(To do)
Find the lines containing the word "energy" and copy every one of them.

(Provided material)
— Start —

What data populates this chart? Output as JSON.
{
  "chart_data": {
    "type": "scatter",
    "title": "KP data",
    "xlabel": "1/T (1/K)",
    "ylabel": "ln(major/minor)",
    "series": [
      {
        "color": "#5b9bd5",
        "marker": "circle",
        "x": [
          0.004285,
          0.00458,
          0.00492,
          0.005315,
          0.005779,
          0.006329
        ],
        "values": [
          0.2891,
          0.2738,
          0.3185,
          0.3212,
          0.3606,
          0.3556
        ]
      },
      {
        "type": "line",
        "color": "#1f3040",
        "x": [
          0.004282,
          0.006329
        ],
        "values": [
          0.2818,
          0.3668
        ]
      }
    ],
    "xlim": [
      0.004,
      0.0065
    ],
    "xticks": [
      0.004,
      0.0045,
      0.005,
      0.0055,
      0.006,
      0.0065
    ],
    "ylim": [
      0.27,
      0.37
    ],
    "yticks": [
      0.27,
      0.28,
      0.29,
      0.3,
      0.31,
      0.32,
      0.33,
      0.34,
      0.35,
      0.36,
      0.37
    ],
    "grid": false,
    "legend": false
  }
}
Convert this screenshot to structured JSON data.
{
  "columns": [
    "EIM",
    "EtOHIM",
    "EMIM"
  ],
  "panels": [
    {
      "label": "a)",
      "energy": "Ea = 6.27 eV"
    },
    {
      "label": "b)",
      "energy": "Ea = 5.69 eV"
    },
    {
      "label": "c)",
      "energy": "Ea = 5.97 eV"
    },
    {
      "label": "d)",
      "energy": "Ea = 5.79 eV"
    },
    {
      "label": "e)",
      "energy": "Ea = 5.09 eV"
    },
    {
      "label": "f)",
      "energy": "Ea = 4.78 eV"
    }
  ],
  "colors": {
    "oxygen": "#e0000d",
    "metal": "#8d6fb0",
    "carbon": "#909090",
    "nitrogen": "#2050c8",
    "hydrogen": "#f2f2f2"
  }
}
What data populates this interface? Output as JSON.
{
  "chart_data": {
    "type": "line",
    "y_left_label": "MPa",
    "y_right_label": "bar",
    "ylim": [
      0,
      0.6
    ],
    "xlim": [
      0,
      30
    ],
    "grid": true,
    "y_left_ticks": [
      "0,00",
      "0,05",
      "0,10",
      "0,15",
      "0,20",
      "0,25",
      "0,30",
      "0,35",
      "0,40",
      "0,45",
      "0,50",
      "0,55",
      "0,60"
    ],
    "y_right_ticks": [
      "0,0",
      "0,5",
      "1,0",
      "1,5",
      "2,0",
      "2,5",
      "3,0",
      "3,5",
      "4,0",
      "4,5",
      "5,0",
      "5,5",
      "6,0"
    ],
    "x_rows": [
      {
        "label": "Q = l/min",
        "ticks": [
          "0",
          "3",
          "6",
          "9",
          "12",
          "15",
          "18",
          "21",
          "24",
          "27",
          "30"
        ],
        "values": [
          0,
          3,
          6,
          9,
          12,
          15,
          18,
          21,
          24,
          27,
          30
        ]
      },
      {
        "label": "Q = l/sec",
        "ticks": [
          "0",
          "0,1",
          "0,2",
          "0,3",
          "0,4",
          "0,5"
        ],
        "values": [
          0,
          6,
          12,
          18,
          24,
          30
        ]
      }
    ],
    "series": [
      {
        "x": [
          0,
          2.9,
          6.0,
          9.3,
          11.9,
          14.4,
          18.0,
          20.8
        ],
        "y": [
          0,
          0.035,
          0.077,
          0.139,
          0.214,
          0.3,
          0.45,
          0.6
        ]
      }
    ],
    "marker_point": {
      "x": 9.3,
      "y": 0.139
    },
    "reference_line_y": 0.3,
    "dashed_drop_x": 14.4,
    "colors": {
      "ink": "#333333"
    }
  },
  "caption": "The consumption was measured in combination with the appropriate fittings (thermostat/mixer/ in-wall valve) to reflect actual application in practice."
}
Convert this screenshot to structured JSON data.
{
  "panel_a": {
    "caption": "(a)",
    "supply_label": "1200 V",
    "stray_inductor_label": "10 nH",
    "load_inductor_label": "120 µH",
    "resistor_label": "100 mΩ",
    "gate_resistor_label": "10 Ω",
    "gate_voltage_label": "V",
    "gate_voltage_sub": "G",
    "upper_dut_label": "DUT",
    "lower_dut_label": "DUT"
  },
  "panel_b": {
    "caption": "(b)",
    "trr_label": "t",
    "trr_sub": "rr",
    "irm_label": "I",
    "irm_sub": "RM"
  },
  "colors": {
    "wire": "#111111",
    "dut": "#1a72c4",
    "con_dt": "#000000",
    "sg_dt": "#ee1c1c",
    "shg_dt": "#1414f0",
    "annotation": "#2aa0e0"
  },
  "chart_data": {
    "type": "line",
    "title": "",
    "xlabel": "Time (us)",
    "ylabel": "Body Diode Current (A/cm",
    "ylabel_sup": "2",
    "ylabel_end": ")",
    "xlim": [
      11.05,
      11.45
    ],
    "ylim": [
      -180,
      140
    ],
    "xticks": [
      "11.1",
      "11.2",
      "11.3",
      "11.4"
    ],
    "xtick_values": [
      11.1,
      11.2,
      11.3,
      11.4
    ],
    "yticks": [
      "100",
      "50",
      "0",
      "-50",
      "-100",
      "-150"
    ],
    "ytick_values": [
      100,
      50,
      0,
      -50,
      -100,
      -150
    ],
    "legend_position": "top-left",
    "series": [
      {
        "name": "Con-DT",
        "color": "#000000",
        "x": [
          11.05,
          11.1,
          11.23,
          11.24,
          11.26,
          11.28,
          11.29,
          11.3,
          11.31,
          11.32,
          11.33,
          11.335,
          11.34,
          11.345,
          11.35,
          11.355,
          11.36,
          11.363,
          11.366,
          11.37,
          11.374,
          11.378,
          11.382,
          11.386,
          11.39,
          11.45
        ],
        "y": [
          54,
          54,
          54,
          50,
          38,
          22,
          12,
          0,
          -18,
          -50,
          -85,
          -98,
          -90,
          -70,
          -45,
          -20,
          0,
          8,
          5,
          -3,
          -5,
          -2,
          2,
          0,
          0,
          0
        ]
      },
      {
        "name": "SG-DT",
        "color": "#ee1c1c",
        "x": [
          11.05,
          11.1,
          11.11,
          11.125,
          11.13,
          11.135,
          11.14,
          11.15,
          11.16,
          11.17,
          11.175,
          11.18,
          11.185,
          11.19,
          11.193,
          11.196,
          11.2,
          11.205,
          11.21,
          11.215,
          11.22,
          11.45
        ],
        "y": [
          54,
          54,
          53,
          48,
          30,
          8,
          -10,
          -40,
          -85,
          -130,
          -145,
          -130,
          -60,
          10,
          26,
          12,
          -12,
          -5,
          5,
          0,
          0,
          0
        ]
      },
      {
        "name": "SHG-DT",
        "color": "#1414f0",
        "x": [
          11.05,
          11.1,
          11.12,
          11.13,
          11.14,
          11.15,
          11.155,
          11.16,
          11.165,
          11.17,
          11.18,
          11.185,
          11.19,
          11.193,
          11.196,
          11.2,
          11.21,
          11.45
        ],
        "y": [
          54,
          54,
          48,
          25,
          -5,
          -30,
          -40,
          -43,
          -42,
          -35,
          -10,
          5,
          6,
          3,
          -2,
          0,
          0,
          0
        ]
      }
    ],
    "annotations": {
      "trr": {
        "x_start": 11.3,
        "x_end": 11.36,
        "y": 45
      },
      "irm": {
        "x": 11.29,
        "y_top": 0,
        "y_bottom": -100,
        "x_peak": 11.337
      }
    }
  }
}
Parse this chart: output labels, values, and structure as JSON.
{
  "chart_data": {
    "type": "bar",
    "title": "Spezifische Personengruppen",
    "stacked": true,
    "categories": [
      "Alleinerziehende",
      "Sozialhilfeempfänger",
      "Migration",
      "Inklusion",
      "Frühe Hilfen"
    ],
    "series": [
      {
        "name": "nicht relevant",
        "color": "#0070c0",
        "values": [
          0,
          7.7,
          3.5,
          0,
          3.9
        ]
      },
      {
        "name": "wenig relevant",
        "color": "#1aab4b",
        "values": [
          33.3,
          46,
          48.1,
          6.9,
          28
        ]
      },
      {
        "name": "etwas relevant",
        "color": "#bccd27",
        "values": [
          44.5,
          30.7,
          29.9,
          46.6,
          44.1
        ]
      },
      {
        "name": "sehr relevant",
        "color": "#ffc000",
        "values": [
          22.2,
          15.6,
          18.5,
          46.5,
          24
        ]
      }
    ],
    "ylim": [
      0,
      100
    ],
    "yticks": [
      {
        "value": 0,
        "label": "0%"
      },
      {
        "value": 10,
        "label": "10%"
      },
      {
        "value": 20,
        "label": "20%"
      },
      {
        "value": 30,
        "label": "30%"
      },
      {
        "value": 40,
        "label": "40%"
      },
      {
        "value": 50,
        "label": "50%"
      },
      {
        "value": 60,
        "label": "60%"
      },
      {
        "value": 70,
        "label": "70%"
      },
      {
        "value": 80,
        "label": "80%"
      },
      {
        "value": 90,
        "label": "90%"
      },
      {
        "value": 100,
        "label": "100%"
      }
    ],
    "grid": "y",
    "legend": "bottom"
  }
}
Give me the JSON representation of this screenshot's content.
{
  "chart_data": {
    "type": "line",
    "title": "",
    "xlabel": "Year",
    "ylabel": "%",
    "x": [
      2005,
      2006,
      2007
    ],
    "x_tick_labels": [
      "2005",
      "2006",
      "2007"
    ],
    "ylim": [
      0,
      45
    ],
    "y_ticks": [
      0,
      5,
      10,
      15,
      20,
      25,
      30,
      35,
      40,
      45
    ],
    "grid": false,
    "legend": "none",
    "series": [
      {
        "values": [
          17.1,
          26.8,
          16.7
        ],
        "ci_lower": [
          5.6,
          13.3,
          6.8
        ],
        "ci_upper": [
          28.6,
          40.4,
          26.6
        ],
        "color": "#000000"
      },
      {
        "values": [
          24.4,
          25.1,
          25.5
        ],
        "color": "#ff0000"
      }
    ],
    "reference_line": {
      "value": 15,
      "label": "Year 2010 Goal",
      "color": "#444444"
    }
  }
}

— End —

(Solution to this problem)
      "energy": "Ea = 6.27 eV"
      "energy": "Ea = 5.69 eV"
      "energy": "Ea = 5.97 eV"
      "energy": "Ea = 5.79 eV"
      "energy": "Ea = 5.09 eV"
      "energy": "Ea = 4.78 eV"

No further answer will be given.